BEGIN

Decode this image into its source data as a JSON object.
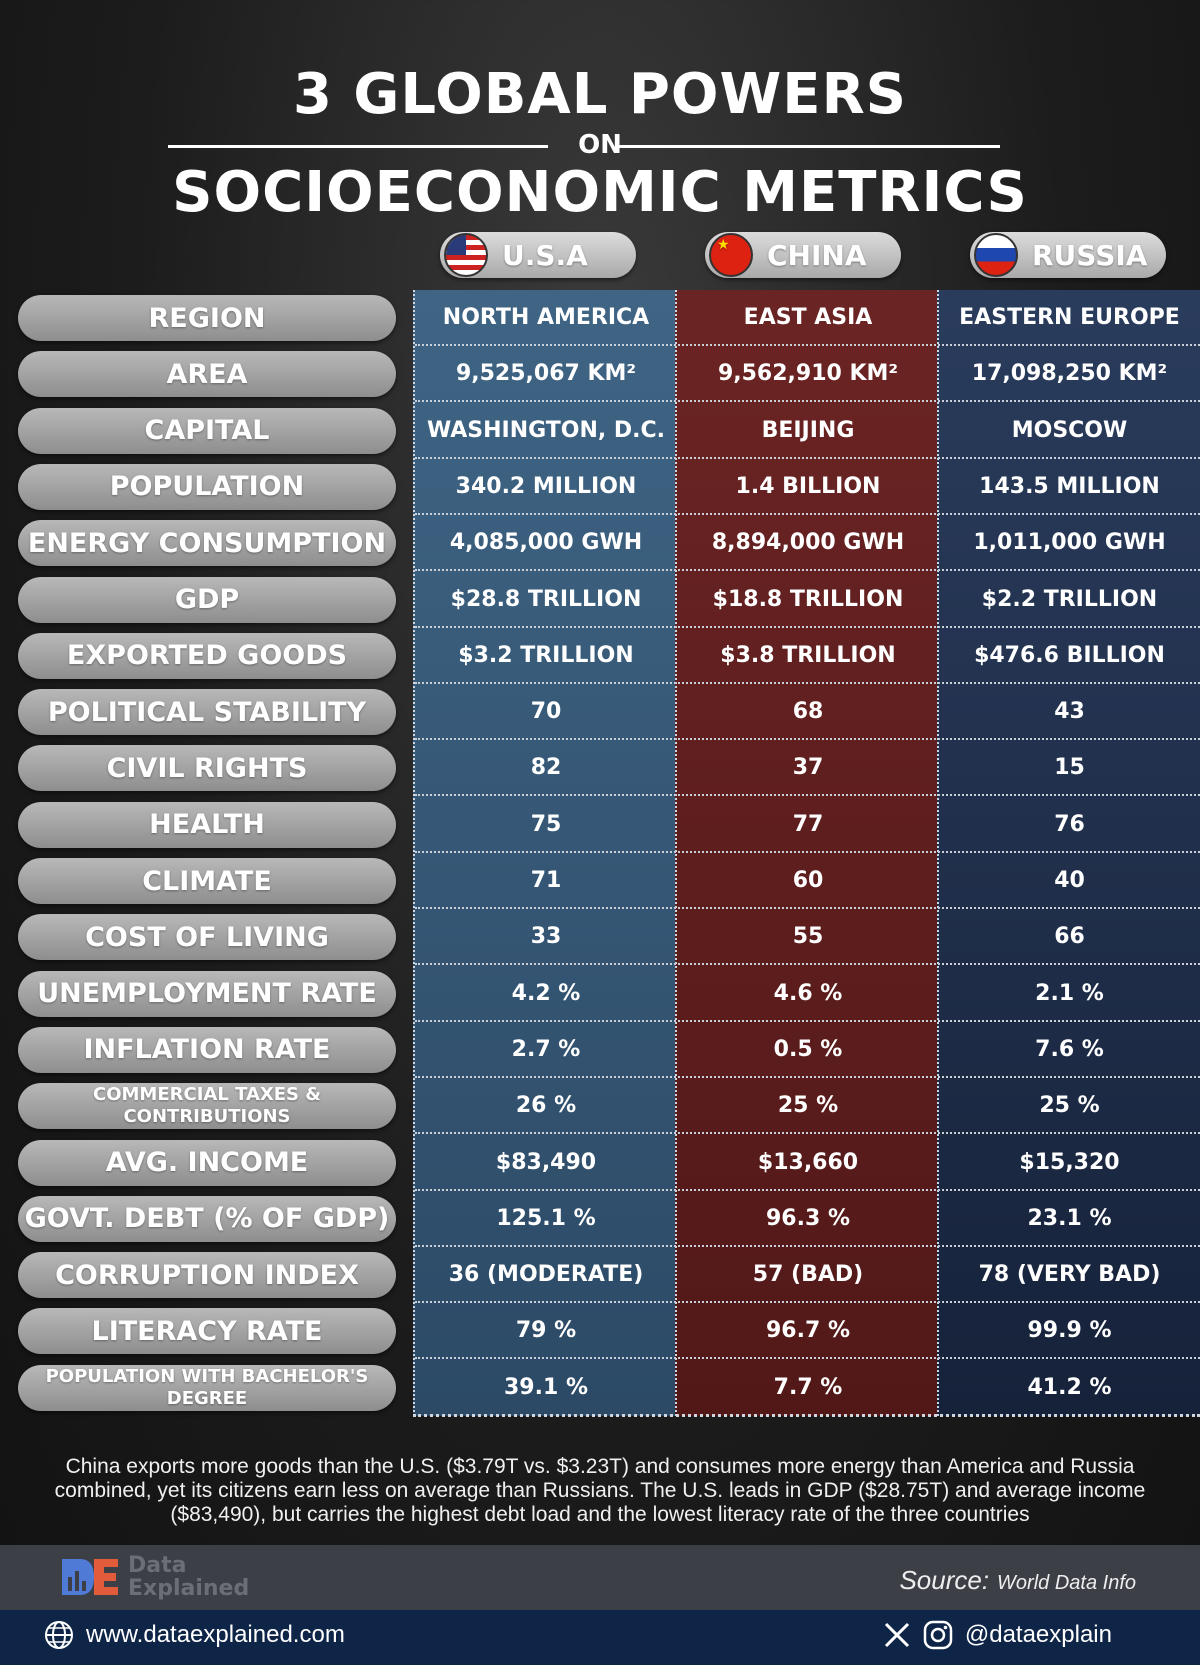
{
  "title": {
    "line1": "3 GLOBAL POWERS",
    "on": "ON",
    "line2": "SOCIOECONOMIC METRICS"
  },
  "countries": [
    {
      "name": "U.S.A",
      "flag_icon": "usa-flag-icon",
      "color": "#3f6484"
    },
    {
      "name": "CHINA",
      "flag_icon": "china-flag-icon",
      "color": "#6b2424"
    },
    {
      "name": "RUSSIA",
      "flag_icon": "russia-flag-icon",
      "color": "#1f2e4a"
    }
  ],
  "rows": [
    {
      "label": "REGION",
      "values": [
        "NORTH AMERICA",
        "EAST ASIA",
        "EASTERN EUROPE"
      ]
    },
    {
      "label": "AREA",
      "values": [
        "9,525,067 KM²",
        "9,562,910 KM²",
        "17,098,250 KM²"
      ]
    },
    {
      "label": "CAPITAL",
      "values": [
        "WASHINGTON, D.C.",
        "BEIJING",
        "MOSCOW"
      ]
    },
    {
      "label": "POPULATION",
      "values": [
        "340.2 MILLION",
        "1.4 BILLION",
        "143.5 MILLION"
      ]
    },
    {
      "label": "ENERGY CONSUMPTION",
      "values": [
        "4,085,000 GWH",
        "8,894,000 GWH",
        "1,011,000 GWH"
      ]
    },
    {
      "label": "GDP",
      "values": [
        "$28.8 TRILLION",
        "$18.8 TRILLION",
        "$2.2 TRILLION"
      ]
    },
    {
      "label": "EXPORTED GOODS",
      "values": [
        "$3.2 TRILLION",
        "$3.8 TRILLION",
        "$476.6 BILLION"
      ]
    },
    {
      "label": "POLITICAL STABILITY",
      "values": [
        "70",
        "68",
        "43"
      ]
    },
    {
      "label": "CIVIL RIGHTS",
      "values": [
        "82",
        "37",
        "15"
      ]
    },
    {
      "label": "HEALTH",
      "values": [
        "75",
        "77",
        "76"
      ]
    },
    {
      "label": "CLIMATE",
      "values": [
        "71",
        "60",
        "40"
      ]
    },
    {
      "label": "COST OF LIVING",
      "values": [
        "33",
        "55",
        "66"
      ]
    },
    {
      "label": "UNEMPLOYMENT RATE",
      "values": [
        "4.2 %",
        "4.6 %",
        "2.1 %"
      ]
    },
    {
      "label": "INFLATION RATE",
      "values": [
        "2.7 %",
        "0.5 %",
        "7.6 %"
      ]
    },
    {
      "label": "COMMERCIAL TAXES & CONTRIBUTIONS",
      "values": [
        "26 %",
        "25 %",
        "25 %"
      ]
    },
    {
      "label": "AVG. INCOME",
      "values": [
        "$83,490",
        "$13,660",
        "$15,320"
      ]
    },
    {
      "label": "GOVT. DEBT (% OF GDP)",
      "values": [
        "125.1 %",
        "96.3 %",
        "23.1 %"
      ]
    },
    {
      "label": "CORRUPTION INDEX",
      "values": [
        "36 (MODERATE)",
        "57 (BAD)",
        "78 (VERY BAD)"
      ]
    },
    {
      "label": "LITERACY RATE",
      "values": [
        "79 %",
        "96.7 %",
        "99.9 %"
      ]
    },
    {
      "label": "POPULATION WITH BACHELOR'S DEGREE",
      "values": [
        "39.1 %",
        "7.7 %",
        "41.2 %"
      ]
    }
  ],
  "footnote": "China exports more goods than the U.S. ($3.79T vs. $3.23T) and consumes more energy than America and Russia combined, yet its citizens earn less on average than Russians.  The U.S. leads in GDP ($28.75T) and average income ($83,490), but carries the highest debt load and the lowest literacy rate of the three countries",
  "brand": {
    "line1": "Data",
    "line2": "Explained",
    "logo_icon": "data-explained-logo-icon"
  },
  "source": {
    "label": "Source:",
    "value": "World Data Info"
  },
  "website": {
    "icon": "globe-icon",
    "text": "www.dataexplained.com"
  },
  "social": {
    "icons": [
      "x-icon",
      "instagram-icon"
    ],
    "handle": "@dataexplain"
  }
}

END

YOUR OBJECTIVE: Please set down each line of the data above exactly as written, without the pictures.

TASK OUTPUT:
Decode this image into its source data as a JSON object.
{
  "title": {
    "line1": "3 GLOBAL POWERS",
    "on": "ON",
    "line2": "SOCIOECONOMIC METRICS"
  },
  "countries": [
    {
      "name": "U.S.A",
      "flag_icon": "usa-flag-icon",
      "color": "#3f6484"
    },
    {
      "name": "CHINA",
      "flag_icon": "china-flag-icon",
      "color": "#6b2424"
    },
    {
      "name": "RUSSIA",
      "flag_icon": "russia-flag-icon",
      "color": "#1f2e4a"
    }
  ],
  "rows": [
    {
      "label": "REGION",
      "values": [
        "NORTH AMERICA",
        "EAST ASIA",
        "EASTERN EUROPE"
      ]
    },
    {
      "label": "AREA",
      "values": [
        "9,525,067 KM²",
        "9,562,910 KM²",
        "17,098,250 KM²"
      ]
    },
    {
      "label": "CAPITAL",
      "values": [
        "WASHINGTON, D.C.",
        "BEIJING",
        "MOSCOW"
      ]
    },
    {
      "label": "POPULATION",
      "values": [
        "340.2 MILLION",
        "1.4 BILLION",
        "143.5 MILLION"
      ]
    },
    {
      "label": "ENERGY CONSUMPTION",
      "values": [
        "4,085,000 GWH",
        "8,894,000 GWH",
        "1,011,000 GWH"
      ]
    },
    {
      "label": "GDP",
      "values": [
        "$28.8 TRILLION",
        "$18.8 TRILLION",
        "$2.2 TRILLION"
      ]
    },
    {
      "label": "EXPORTED GOODS",
      "values": [
        "$3.2 TRILLION",
        "$3.8 TRILLION",
        "$476.6 BILLION"
      ]
    },
    {
      "label": "POLITICAL STABILITY",
      "values": [
        "70",
        "68",
        "43"
      ]
    },
    {
      "label": "CIVIL RIGHTS",
      "values": [
        "82",
        "37",
        "15"
      ]
    },
    {
      "label": "HEALTH",
      "values": [
        "75",
        "77",
        "76"
      ]
    },
    {
      "label": "CLIMATE",
      "values": [
        "71",
        "60",
        "40"
      ]
    },
    {
      "label": "COST OF LIVING",
      "values": [
        "33",
        "55",
        "66"
      ]
    },
    {
      "label": "UNEMPLOYMENT RATE",
      "values": [
        "4.2 %",
        "4.6 %",
        "2.1 %"
      ]
    },
    {
      "label": "INFLATION RATE",
      "values": [
        "2.7 %",
        "0.5 %",
        "7.6 %"
      ]
    },
    {
      "label": "COMMERCIAL TAXES & CONTRIBUTIONS",
      "values": [
        "26 %",
        "25 %",
        "25 %"
      ]
    },
    {
      "label": "AVG. INCOME",
      "values": [
        "$83,490",
        "$13,660",
        "$15,320"
      ]
    },
    {
      "label": "GOVT. DEBT (% OF GDP)",
      "values": [
        "125.1 %",
        "96.3 %",
        "23.1 %"
      ]
    },
    {
      "label": "CORRUPTION INDEX",
      "values": [
        "36 (MODERATE)",
        "57 (BAD)",
        "78 (VERY BAD)"
      ]
    },
    {
      "label": "LITERACY RATE",
      "values": [
        "79 %",
        "96.7 %",
        "99.9 %"
      ]
    },
    {
      "label": "POPULATION WITH BACHELOR'S DEGREE",
      "values": [
        "39.1 %",
        "7.7 %",
        "41.2 %"
      ]
    }
  ],
  "footnote": "China exports more goods than the U.S. ($3.79T vs. $3.23T) and consumes more energy than America and Russia combined, yet its citizens earn less on average than Russians.  The U.S. leads in GDP ($28.75T) and average income ($83,490), but carries the highest debt load and the lowest literacy rate of the three countries",
  "brand": {
    "line1": "Data",
    "line2": "Explained",
    "logo_icon": "data-explained-logo-icon"
  },
  "source": {
    "label": "Source:",
    "value": "World Data Info"
  },
  "website": {
    "icon": "globe-icon",
    "text": "www.dataexplained.com"
  },
  "social": {
    "icons": [
      "x-icon",
      "instagram-icon"
    ],
    "handle": "@dataexplain"
  }
}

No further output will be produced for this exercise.